==== LISTING ====

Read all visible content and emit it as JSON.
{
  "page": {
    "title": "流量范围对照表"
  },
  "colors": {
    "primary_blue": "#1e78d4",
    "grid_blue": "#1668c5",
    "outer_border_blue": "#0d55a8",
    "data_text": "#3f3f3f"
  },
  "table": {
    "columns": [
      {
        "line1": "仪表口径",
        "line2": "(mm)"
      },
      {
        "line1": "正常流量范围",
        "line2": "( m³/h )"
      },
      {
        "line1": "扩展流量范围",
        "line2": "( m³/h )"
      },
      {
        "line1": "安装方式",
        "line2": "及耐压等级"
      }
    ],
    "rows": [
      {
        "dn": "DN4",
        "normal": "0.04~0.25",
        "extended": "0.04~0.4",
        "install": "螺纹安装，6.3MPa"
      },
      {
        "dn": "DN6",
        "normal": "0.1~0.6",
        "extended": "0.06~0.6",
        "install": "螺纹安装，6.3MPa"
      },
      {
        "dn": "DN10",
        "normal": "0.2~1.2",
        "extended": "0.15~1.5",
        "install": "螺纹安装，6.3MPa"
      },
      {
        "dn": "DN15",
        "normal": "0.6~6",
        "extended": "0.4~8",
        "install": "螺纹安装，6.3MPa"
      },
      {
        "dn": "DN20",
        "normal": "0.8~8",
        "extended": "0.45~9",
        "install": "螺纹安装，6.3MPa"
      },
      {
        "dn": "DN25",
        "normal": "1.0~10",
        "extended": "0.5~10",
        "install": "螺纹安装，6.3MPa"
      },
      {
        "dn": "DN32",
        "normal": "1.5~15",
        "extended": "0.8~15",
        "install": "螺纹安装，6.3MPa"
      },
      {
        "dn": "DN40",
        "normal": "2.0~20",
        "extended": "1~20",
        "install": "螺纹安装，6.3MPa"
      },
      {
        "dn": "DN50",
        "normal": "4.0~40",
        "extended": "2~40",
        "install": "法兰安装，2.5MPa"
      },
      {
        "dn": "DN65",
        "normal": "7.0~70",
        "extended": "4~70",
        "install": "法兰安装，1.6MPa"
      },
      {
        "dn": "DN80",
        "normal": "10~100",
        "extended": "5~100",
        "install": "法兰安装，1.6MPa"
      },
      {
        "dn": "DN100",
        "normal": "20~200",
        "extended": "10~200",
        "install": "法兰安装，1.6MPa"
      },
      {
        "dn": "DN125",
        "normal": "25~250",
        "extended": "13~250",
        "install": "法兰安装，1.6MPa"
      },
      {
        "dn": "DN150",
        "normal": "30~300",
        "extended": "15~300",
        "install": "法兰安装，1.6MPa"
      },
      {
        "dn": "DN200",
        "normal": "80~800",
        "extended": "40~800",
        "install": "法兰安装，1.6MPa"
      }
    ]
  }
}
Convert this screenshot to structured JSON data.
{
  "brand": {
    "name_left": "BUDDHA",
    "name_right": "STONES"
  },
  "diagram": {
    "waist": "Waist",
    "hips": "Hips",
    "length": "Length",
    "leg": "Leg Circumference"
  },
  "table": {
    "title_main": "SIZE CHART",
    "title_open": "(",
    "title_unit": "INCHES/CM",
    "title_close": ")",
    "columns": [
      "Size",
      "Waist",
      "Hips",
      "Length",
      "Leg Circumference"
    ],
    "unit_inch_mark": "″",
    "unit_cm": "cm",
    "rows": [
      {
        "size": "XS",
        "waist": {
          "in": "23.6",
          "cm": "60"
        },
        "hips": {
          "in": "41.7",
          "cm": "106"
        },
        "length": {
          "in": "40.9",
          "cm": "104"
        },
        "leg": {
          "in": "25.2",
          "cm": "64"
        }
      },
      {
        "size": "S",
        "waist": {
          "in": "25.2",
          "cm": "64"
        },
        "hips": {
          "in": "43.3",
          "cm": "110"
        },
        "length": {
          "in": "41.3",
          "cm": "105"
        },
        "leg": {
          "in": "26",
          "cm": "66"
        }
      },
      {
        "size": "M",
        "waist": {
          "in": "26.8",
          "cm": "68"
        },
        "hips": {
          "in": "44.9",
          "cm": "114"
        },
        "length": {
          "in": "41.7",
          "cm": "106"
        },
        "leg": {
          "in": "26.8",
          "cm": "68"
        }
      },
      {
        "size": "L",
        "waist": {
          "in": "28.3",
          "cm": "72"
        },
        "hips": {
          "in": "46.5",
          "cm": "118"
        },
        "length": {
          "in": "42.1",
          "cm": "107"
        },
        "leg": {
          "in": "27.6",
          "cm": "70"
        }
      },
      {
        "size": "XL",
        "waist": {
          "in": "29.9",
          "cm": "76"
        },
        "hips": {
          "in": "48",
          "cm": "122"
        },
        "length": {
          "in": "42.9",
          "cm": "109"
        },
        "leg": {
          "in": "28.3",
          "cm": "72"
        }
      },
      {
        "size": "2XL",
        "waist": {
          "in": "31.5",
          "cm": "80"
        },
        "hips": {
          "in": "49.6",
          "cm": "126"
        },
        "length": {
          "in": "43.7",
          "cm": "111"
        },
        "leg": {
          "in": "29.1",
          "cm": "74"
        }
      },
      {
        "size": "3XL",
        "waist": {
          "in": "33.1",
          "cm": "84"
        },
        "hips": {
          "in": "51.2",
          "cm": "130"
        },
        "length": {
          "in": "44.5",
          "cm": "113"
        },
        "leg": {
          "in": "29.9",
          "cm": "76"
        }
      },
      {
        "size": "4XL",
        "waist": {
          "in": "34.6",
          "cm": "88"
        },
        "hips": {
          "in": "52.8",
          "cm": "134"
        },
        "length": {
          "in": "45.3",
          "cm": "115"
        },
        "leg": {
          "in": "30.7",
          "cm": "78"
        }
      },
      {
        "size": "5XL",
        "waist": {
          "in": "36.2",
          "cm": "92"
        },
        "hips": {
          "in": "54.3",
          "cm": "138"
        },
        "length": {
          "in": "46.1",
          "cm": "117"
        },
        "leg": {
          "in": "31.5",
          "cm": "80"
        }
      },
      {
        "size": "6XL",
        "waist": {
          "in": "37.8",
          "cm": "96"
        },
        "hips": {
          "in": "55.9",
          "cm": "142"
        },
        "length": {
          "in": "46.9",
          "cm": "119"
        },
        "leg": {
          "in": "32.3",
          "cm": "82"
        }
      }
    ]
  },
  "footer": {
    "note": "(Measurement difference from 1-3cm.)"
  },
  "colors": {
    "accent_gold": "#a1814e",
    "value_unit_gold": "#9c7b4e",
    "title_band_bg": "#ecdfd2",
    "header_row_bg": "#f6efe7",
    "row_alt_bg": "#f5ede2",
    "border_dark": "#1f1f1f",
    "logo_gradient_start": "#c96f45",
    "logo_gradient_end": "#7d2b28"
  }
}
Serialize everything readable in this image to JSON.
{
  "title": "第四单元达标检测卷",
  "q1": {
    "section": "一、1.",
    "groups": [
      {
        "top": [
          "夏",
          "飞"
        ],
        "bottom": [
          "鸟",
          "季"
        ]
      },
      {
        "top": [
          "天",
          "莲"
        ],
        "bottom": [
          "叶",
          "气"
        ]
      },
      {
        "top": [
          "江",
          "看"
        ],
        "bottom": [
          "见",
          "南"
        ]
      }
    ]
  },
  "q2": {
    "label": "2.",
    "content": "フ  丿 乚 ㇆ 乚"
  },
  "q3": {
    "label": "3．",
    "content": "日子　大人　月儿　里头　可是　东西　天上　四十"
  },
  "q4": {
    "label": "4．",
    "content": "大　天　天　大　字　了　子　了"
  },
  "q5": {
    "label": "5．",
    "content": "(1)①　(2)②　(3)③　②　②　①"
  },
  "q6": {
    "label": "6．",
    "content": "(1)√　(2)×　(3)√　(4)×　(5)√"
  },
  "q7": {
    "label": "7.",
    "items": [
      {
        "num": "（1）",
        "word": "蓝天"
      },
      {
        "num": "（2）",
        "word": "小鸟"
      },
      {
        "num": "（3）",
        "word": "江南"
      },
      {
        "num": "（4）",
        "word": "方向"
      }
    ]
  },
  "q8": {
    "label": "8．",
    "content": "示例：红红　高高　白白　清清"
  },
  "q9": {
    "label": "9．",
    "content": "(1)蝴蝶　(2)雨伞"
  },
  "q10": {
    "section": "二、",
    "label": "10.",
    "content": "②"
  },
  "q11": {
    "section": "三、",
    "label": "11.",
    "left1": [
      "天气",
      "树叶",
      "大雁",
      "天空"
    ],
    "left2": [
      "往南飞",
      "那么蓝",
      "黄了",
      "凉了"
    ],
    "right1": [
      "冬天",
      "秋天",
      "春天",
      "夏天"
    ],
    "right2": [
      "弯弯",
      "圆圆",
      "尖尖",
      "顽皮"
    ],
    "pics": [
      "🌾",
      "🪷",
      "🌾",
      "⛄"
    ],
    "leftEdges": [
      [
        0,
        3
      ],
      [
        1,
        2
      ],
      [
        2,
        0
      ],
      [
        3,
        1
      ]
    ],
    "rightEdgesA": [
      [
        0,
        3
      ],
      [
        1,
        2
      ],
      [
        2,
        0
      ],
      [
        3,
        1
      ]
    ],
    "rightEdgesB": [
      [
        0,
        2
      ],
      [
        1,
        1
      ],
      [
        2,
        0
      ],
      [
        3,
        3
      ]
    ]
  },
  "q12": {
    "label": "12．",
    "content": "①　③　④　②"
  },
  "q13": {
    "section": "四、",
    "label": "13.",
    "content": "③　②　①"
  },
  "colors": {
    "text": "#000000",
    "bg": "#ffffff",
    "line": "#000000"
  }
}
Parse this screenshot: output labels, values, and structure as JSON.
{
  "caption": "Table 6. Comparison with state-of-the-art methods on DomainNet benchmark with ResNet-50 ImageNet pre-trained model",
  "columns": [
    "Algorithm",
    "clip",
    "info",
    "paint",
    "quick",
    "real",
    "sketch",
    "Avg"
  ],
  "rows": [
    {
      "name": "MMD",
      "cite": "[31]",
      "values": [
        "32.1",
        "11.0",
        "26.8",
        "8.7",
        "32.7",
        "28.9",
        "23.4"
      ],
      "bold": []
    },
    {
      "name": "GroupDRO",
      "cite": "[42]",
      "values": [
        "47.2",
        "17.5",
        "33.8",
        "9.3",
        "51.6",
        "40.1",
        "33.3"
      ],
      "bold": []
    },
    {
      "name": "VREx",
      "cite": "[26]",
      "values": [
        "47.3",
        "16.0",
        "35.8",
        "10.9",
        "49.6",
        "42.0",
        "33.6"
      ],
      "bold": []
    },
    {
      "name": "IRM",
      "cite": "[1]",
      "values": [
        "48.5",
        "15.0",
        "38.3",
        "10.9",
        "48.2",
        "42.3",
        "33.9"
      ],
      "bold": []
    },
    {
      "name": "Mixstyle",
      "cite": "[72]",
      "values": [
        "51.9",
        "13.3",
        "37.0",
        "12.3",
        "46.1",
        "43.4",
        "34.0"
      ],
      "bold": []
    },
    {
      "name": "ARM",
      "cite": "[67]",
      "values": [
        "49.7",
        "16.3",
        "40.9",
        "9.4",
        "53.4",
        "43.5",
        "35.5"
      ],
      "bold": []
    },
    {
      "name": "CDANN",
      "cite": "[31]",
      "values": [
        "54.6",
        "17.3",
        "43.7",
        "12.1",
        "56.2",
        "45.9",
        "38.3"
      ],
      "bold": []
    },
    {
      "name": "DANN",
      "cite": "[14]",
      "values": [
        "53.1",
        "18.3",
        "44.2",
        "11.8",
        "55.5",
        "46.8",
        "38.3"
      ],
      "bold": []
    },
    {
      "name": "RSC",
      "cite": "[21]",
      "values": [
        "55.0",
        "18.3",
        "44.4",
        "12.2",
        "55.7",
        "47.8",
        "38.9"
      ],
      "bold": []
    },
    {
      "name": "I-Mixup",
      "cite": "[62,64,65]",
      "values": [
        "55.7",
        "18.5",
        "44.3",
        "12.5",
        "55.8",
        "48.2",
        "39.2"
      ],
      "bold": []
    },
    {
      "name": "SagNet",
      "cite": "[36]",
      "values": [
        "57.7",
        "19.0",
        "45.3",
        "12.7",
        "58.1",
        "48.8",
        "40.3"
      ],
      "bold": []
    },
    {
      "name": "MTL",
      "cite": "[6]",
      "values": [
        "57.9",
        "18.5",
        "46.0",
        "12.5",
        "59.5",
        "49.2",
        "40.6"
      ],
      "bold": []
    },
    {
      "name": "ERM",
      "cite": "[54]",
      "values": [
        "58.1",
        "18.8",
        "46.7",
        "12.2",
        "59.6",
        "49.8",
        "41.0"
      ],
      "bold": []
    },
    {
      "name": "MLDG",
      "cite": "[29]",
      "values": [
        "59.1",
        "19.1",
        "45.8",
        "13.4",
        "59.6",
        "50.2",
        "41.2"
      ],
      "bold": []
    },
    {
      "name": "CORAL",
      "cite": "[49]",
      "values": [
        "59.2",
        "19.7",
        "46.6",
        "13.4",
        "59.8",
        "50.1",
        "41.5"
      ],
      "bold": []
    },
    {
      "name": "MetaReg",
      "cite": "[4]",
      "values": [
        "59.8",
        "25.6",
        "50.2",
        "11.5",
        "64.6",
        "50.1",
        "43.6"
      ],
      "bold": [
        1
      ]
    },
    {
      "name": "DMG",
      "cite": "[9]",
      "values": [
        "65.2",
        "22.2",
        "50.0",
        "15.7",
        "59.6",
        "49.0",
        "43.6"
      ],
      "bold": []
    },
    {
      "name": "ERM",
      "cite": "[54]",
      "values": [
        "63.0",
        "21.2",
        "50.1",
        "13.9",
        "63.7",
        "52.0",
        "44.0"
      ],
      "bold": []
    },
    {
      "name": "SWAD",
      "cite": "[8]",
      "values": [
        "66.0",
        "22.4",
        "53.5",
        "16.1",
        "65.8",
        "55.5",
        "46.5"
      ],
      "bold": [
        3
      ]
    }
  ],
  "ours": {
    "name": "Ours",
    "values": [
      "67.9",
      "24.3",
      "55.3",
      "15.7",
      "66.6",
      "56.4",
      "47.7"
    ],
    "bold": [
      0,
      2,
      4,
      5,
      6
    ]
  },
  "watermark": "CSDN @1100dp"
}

====

JOB – Copy each line of the entries that includes the word "Circumference".

EXERCISE OUTPUT –
    "leg": "Leg Circumference"
      "Leg Circumference"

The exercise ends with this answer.